▸ **Problem details**:
Go through the records line by line and work out how many lines hold the word "name". Answer with the number only.

▸ **Data records**:
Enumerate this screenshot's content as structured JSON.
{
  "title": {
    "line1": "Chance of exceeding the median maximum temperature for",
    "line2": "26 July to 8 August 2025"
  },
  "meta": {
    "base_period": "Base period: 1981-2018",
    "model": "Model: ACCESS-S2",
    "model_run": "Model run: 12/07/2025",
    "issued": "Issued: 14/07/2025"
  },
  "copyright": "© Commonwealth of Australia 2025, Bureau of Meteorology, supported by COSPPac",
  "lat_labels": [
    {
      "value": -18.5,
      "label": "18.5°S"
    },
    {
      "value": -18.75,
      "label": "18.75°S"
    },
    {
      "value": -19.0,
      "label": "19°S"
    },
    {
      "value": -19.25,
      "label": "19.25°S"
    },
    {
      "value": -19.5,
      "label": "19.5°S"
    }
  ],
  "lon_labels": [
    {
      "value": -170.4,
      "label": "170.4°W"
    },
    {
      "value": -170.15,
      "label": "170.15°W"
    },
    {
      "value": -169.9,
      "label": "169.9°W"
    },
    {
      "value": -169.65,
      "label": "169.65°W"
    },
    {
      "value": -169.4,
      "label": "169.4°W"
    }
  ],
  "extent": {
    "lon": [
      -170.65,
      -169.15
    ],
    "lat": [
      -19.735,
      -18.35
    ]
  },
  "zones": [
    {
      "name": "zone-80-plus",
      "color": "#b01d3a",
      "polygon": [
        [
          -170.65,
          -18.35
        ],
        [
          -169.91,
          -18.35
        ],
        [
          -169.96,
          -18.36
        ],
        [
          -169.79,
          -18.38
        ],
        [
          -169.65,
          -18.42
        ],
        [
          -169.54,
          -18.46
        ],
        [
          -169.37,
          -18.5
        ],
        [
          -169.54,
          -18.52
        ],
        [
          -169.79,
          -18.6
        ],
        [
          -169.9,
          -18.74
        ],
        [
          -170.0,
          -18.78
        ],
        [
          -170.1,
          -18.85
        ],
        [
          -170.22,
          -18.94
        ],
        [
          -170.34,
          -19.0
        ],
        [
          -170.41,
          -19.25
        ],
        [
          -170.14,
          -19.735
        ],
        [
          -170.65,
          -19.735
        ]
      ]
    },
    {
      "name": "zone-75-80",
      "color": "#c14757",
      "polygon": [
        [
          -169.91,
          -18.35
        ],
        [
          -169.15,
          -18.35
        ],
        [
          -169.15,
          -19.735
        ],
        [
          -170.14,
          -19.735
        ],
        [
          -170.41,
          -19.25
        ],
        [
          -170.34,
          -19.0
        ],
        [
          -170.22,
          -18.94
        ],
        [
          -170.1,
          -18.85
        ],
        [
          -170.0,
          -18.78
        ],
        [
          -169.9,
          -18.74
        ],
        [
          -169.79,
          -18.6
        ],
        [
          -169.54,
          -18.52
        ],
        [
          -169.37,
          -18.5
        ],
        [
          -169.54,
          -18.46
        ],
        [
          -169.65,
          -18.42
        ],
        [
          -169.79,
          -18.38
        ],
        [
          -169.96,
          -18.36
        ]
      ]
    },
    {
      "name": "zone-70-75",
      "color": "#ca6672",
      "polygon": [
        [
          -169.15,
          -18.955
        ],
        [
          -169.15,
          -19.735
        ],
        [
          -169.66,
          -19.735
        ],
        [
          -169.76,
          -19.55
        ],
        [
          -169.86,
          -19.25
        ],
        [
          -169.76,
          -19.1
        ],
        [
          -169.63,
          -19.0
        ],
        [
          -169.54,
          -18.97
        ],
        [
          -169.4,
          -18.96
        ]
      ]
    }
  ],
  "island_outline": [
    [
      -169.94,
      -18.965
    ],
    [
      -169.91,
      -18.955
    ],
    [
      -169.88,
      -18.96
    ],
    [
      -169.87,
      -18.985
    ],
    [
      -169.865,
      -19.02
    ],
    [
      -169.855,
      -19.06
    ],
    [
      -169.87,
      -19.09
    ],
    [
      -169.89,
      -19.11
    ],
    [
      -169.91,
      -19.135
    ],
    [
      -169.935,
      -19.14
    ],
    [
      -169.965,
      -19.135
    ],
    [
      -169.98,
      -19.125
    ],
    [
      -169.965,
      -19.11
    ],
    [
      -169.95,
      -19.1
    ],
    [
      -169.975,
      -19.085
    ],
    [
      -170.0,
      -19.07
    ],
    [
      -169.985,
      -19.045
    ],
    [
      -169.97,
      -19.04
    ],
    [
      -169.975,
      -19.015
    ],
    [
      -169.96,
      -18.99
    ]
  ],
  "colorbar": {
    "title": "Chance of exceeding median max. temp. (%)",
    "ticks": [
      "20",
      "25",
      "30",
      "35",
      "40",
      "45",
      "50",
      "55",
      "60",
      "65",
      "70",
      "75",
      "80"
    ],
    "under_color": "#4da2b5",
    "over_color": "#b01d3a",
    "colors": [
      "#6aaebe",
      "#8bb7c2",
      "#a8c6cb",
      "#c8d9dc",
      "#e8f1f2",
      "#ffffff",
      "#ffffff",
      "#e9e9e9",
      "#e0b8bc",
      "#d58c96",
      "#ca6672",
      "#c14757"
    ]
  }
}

▸ **Task solution**:
3